* [Task material]
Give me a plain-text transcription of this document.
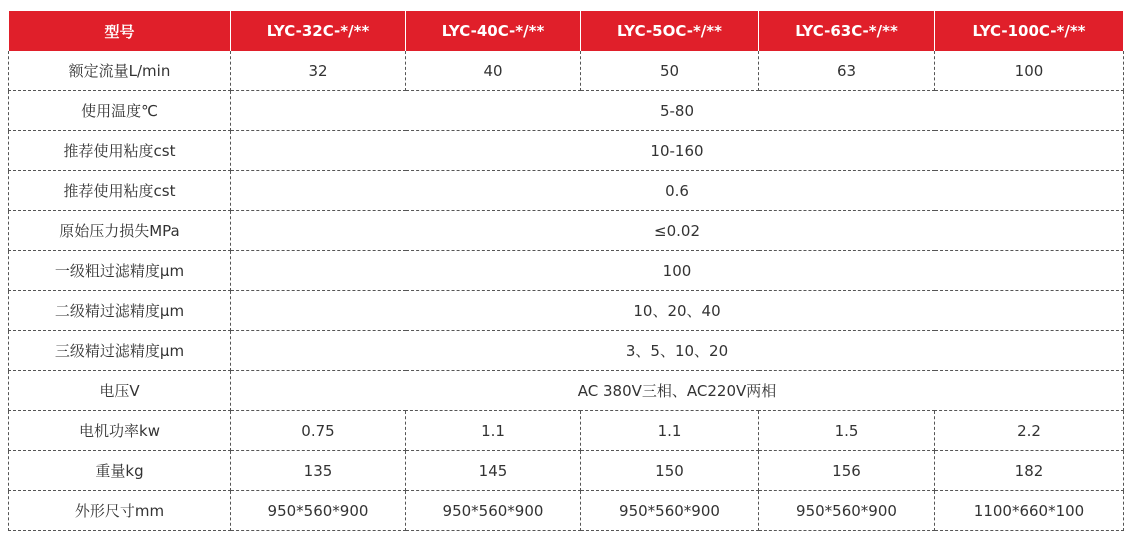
型号	LYC-32C-*/**	LYC-40C-*/**	LYC-5OC-*/**	LYC-63C-*/**	LYC-100C-*/**
额定流量L/min	32	40	50	63	100
使用温度℃	5-80				
推荐使用粘度cst	10-160				
推荐使用粘度cst	0.6				
原始压力损失MPa	≤0.02				
一级粗过滤精度μm	100				
二级精过滤精度μm	10、20、40				
三级精过滤精度μm	3、5、10、20				
电压V	AC 380V三相、AC220V两相				
电机功率kw	0.75	1.1	1.1	1.5	2.2
重量kg	135	145	150	156	182
外形尺寸mm	950*560*900	950*560*900	950*560*900	950*560*900	1100*660*100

* [Request]
Images in the data above are to be skipped. Retype all other material exactly.

* [Result]
Give me a plain-text transcription of this document.
型号	LYC-32C-*/**	LYC-40C-*/**	LYC-5OC-*/**	LYC-63C-*/**	LYC-100C-*/**
额定流量L/min	32	40	50	63	100
使用温度℃	5-80				
推荐使用粘度cst	10-160				
推荐使用粘度cst	0.6				
原始压力损失MPa	≤0.02				
一级粗过滤精度μm	100				
二级精过滤精度μm	10、20、40				
三级精过滤精度μm	3、5、10、20				
电压V	AC 380V三相、AC220V两相				
电机功率kw	0.75	1.1	1.1	1.5	2.2
重量kg	135	145	150	156	182
外形尺寸mm	950*560*900	950*560*900	950*560*900	950*560*900	1100*660*100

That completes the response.